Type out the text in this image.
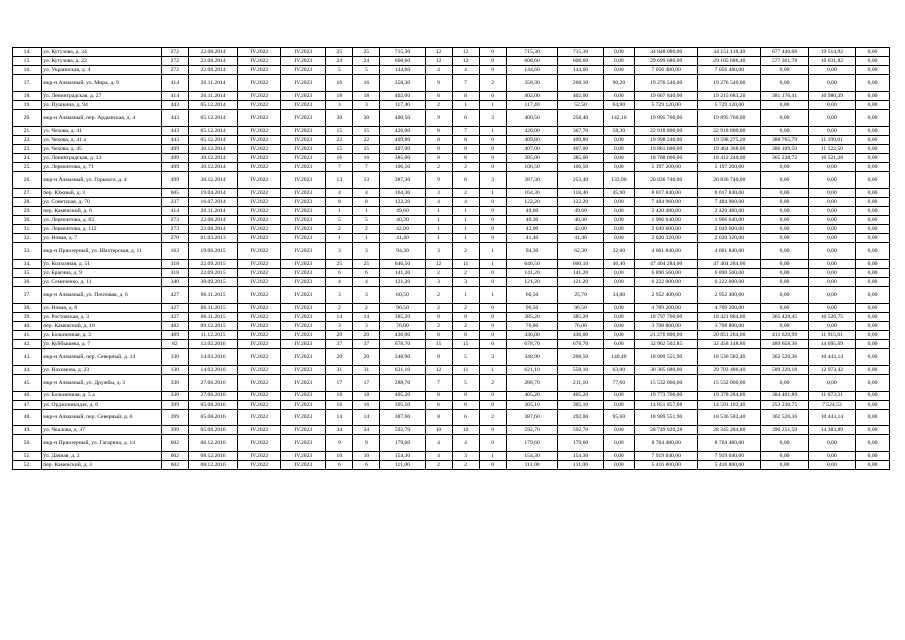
14.	ул. Кутузова, д. 34	272	22.08.2014	IV.2022	IV.2023	25	25	715,30	12	12	0	715,30	715,30	0,00	34 848 080,00	34 151 118,40	677 446,68	19 514,92	0,00
15.	ул. Кутузова, д. 22	272	22.08.2014	IV.2022	IV.2023	24	24	608,60	12	12	0	608,60	608,60	0,00	29 699 680,00	29 105 686,40	577 361,78	16 631,82	0,00
16.	ул. Украинская, д. 4	272	22.08.2014	IV.2022	IV.2023	5	5	144,60	4	4	0	144,60	144,60	0,00	7 056 480,00	7 056 480,00	0,00	0,00	0,00
17.	мкр-н Алмазный, ул. Мира, д. 9	414	26.11.2014	IV.2022	IV.2023	16	16	358,30	9	7	2	358,30	268,10	90,20	19 276 540,00	19 276 540,00	0,00	0,00	0,00
18.	ул. Ленинградская, д. 27	414	26.11.2014	IV.2022	IV.2023	18	18	402,00	8	8	0	402,00	402,00	0,00	19 607 840,00	19 215 683,20	381 176,41	10 980,39	0,00
19.	ул. Пушкина, д. 94	443	05.12.2014	IV.2022	IV.2023	3	3	117,40	2	1	1	117,40	52,50	64,90	5 729 120,00	5 729 120,00	0,00	0,00	0,00
20.	мкр-н Алмазный, пер. Ардынская, д. 4	443	05.12.2014	IV.2022	IV.2023	30	30	400,50	9	6	3	400,50	258,40	142,10	19 895 760,00	19 895 760,00	0,00	0,00	0,00
21.	ул. Чехова, д. 41	443	05.12.2014	IV.2022	IV.2023	15	15	426,00	8	7	1	426,00	367,70	58,30	22 918 800,00	22 918 800,00	0,00	0,00	0,00
22.	ул. Чехова, д. 41 а	443	05.12.2014	IV.2022	IV.2023	22	22	409,80	8	8	0	409,80	409,80	0,00	19 998 240,00	19 598 275,20	388 765,79	11 199,01	0,00
23.	ул. Чехова, д. 45	499	30.12.2014	IV.2022	IV.2023	15	15	407,00	8	8	0	407,00	407,00	0,00	19 861 600,00	19 464 368,00	386 109,50	11 122,50	0,00
24.	ул. Ленинградская, д. 13	499	30.12.2014	IV.2022	IV.2023	16	16	385,00	8	8	0	385,00	385,00	0,00	18 788 000,00	18 412 240,00	365 238,72	10 521,28	0,00
25.	ул. Лермонтова, д. 71	499	30.12.2014	IV.2022	IV.2023	7	7	106,50	2	2	0	106,50	106,50	0,00	5 197 200,00	5 197 200,00	0,00	0,00	0,00
26.	мкр-н Алмазный, ул. Горького, д. 4	499	30.12.2014	IV.2022	IV.2023	13	13	387,30	9	6	3	387,30	253,40	133,90	20 836 740,00	20 836 740,00	0,00	0,00	0,00
27.	пер. Южный, д. 3	605	19.04.2014	IV.2022	IV.2023	4	4	164,30	3	2	1	164,30	118,40	45,90	8 017 840,00	8 017 840,00	0,00	0,00	0,00
28.	ул. Советская, д. 70	237	16.07.2014	IV.2022	IV.2023	8	8	122,20	4	4	0	122,20	122,20	0,00	7 484 960,00	7 484 960,00	0,00	0,00	0,00
29.	пер. Каменский, д. 6	414	26.11.2014	IV.2022	IV.2023	1	1	49,60	1	1	0	49,60	49,60	0,00	2 420 480,00	2 420 480,00	0,00	0,00	0,00
30.	ул. Лермонтова, д. 83	273	22.08.2014	IV.2022	IV.2023	5	5	40,30	1	1	0	40,30	40,30	0,00	1 966 640,00	1 966 640,00	0,00	0,00	0,00
31.	ул. Лермонтова, д. 112	273	22.08.2014	IV.2022	IV.2023	2	2	42,00	1	1	0	42,00	42,00	0,00	2 049 600,00	2 049 600,00	0,00	0,00	0,00
32.	ул. Новая, д. 7	270	01.03.2013	IV.2022	IV.2023	1	1	41,40	1	1	0	41,40	41,40	0,00	2 020 320,00	2 020 320,00	0,00	0,00	0,00
33.	мкр-н Приозерный, ул. Шахтерская, д. 11	163	19.06.2015	IV.2022	IV.2023	3	3	94,30	3	2	1	94,30	62,30	32,00	4 601 840,00	4 601 840,00	0,00	0,00	0,00
34.	ул. Колхозная, д. 51	318	22.09.2015	IV.2022	IV.2023	25	25	646,50	12	11	1	646,50	600,10	46,40	47 404 284,00	47 404 284,00	0,00	0,00	0,00
35.	ул. Брагина, д. 9	318	22.09.2015	IV.2022	IV.2023	6	6	141,20	2	2	0	141,20	141,20	0,00	6 890 560,00	6 890 560,00	0,00	0,00	0,00
36.	ул. Семиченко, д. 11	340	30.09.2015	IV.2022	IV.2023	4	4	121,20	3	3	0	121,20	121,20	0,00	6 222 000,00	6 222 000,00	0,00	0,00	0,00
37.	мкр-н Алмазный, ул. Почтовая, д. 6	427	06.11.2015	IV.2022	IV.2023	3	3	60,50	2	1	1	60,50	25,70	34,80	2 952 400,00	2 952 400,00	0,00	0,00	0,00
38.	ул. Новая, д. 8	427	06.11.2015	IV.2022	IV.2023	2	2	96,50	2	2	0	96,50	96,50	0,00	4 709 200,00	4 709 200,00	0,00	0,00	0,00
39.	ул. Ростовская, д. 3	427	06.11.2015	IV.2022	IV.2023	14	14	385,20	8	8	0	385,20	385,20	0,00	18 797 760,00	18 421 804,80	365 428,45	10 526,75	0,00
40.	пер. Каменский, д. 10	482	09.12.2015	IV.2022	IV.2023	3	3	76,00	2	2	0	76,00	76,00	0,00	3 708 800,00	3 708 800,00	0,00	0,00	0,00
41.	ул. Больничная, д. 3	489	11.12.2015	IV.2022	IV.2023	20	20	436,00	8	8	0	436,00	436,00	0,00	21 276 800,00	20 851 264,00	413 620,99	11 915,01	0,00
42.	ул. Куйбышева, д. 7	82	12.02.2016	IV.2022	IV.2023	37	37	678,70	15	15	0	678,70	678,70	0,00	32 962 502,85	32 458 148,80	489 658,36	14 695,69	0,00
43.	мкр-н Алмазный, пер. Северный, д. 14	130	14.03.2016	IV.2022	IV.2023	20	20	348,90	8	5	3	348,90	208,50	140,40	18 909 551,90	18 536 582,40	362 526,36	10 443,14	0,00
44.	ул. Нахимова, д. 23	130	14.03.2016	IV.2022	IV.2023	31	31	621,10	12	11	1	621,10	558,10	63,00	30 305 680,00	29 703 486,40	589 220,18	12 973,42	0,00
45.	мкр-н Алмазный, ул. Дружбы, д. 3	330	27.06.2016	IV.2022	IV.2023	17	17	288,70	7	5	2	288,70	211,10	77,60	15 532 060,00	15 532 060,00	0,00	0,00	0,00
46.	ул. Больничная, д. 5 а	330	27.06.2016	IV.2022	IV.2023	18	18	405,20	8	8	0	405,20	405,20	0,00	19 773 760,00	19 378 284,80	384 401,89	11 073,31	0,00
47.	ул. Орджоникидзе, д. 6	399	05.08.2016	IV.2022	IV.2023	16	16	305,10	6	6	0	305,10	305,10	0,00	14 851 857,68	14 591 102,40	253 230,75	7 524,53	0,00
48.	мкр-н Алмазный, пер. Северный, д. 6	399	05.08.2016	IV.2022	IV.2023	14	14	387,60	8	6	2	387,60	292,00	95,60	18 909 551,90	18 536 582,40	362 526,36	10 443,14	0,00
49.	ул. Чкалова, д. 37	399	05.08.2016	IV.2022	IV.2023	34	34	592,70	10	10	0	592,70	592,70	0,00	28 749 920,28	28 345 284,80	390 251,59	14 383,89	0,00
50.	мкр-н Приозерный, ул. Гагарина, д. 14	602	06.12.2016	IV.2022	IV.2023	9	9	179,60	4	4	0	179,60	179,60	0,00	8 764 480,00	8 764 480,00	0,00	0,00	0,00
51.	ул. Дачная, д. 2	602	08.12.2016	IV.2022	IV.2023	10	10	154,30	4	3	1	154,30	154,30	0,00	7 919 040,00	7 919 040,00	0,00	0,00	0,00
52.	пер. Каменский, д. 3	602	08.12.2016	IV.2022	IV.2023	6	6	111,00	2	2	0	111,00	111,00	0,00	5 416 800,00	5 416 800,00	0,00	0,00	0,00
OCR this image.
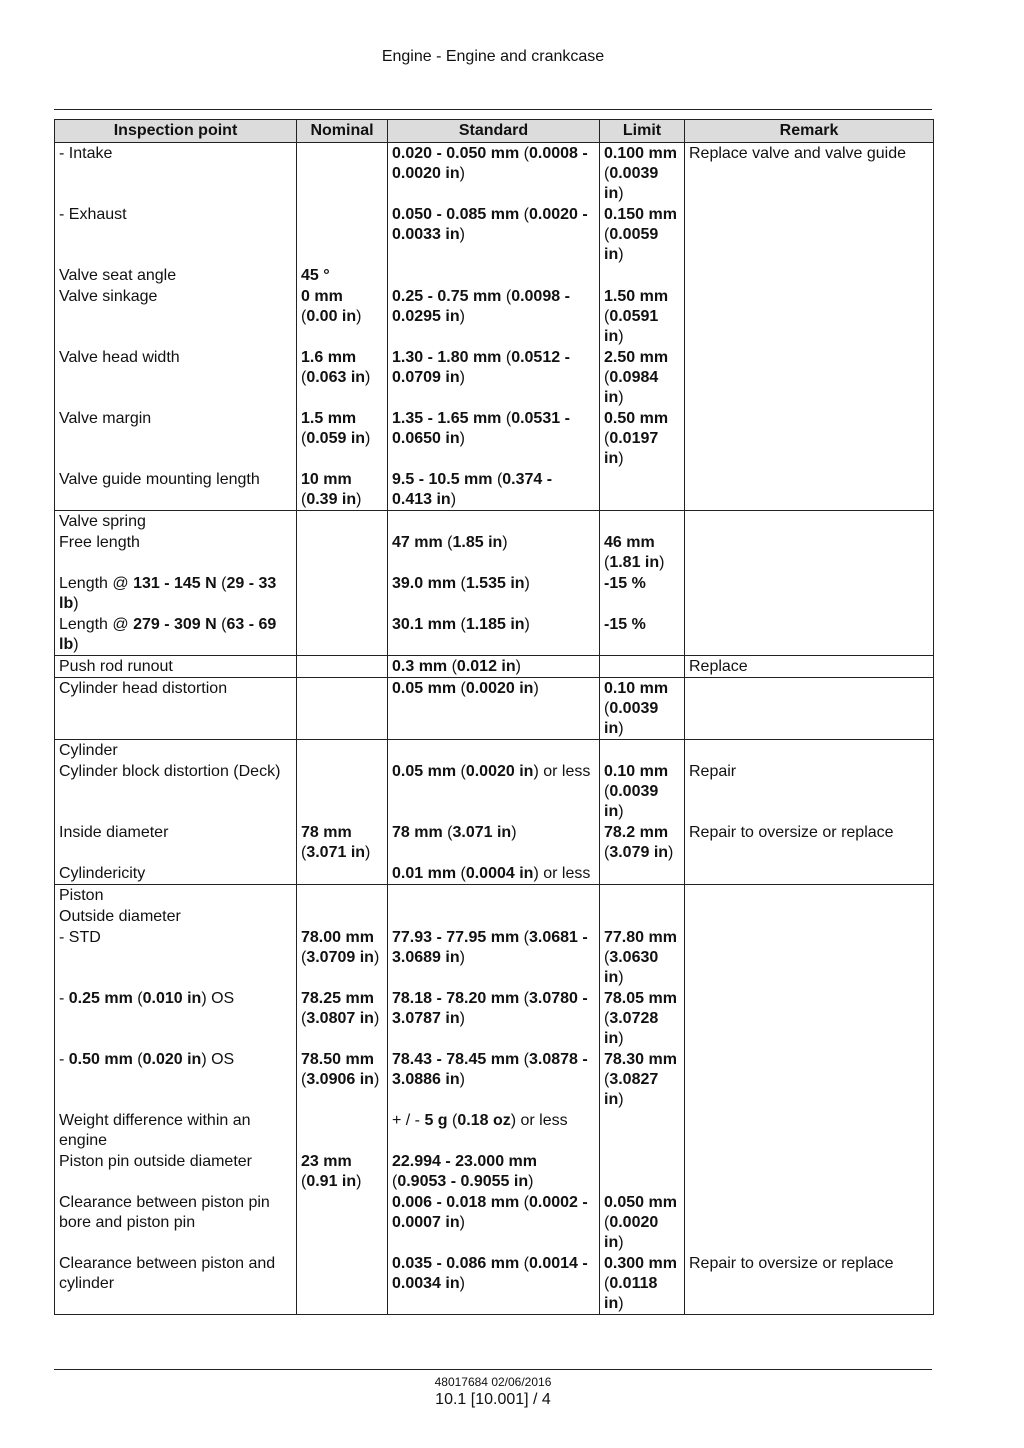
Engine - Engine and crankcase
Inspection point	Nominal	Standard	Limit	Remark
- Intake		0.020 - 0.050 mm (0.0008 - 0.0020 in)	0.100 mm (0.0039 in)	Replace valve and valve guide
- Exhaust		0.050 - 0.085 mm (0.0020 - 0.0033 in)	0.150 mm (0.0059 in)	
Valve seat angle	45 °			
Valve sinkage	0 mm (0.00 in)	0.25 - 0.75 mm (0.0098 - 0.0295 in)	1.50 mm (0.0591 in)	
Valve head width	1.6 mm (0.063 in)	1.30 - 1.80 mm (0.0512 - 0.0709 in)	2.50 mm (0.0984 in)	
Valve margin	1.5 mm (0.059 in)	1.35 - 1.65 mm (0.0531 - 0.0650 in)	0.50 mm (0.0197 in)	
Valve guide mounting length	10 mm (0.39 in)	9.5 - 10.5 mm (0.374 - 0.413 in)		
Valve spring				
Free length		47 mm (1.85 in)	46 mm (1.81 in)	
Length @ 131 - 145 N (29 - 33 lb)		39.0 mm (1.535 in)	-15 %	
Length @ 279 - 309 N (63 - 69 lb)		30.1 mm (1.185 in)	-15 %	
Push rod runout		0.3 mm (0.012 in)		Replace
Cylinder head distortion		0.05 mm (0.0020 in)	0.10 mm (0.0039 in)	
Cylinder				
Cylinder block distortion (Deck)		0.05 mm (0.0020 in) or less	0.10 mm (0.0039 in)	Repair
Inside diameter	78 mm (3.071 in)	78 mm (3.071 in)	78.2 mm (3.079 in)	Repair to oversize or replace
Cylindericity		0.01 mm (0.0004 in) or less		
Piston				
Outside diameter				
- STD	78.00 mm (3.0709 in)	77.93 - 77.95 mm (3.0681 - 3.0689 in)	77.80 mm (3.0630 in)	
- 0.25 mm (0.010 in) OS	78.25 mm (3.0807 in)	78.18 - 78.20 mm (3.0780 - 3.0787 in)	78.05 mm (3.0728 in)	
- 0.50 mm (0.020 in) OS	78.50 mm (3.0906 in)	78.43 - 78.45 mm (3.0878 - 3.0886 in)	78.30 mm (3.0827 in)	
Weight difference within an engine		+ / - 5 g (0.18 oz) or less		
Piston pin outside diameter	23 mm (0.91 in)	22.994 - 23.000 mm (0.9053 - 0.9055 in)		
Clearance between piston pin bore and piston pin		0.006 - 0.018 mm (0.0002 - 0.0007 in)	0.050 mm (0.0020 in)	
Clearance between piston and cylinder		0.035 - 0.086 mm (0.0014 - 0.0034 in)	0.300 mm (0.0118 in)	Repair to oversize or replace
48017684 02/06/2016
10.1 [10.001] / 4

> [EXERCISE DETAILS] Find and copy every line in the entries above where the string "Repair" occurs.

> [WRITTEN REPLY]
Cylinder block distortion (Deck)		0.05 mm (0.0020 in) or less	0.10 mm (0.0039 in)	Repair
Inside diameter	78 mm (3.071 in)	78 mm (3.071 in)	78.2 mm (3.079 in)	Repair to oversize or replace
Clearance between piston and cylinder		0.035 - 0.086 mm (0.0014 - 0.0034 in)	0.300 mm (0.0118 in)	Repair to oversize or replace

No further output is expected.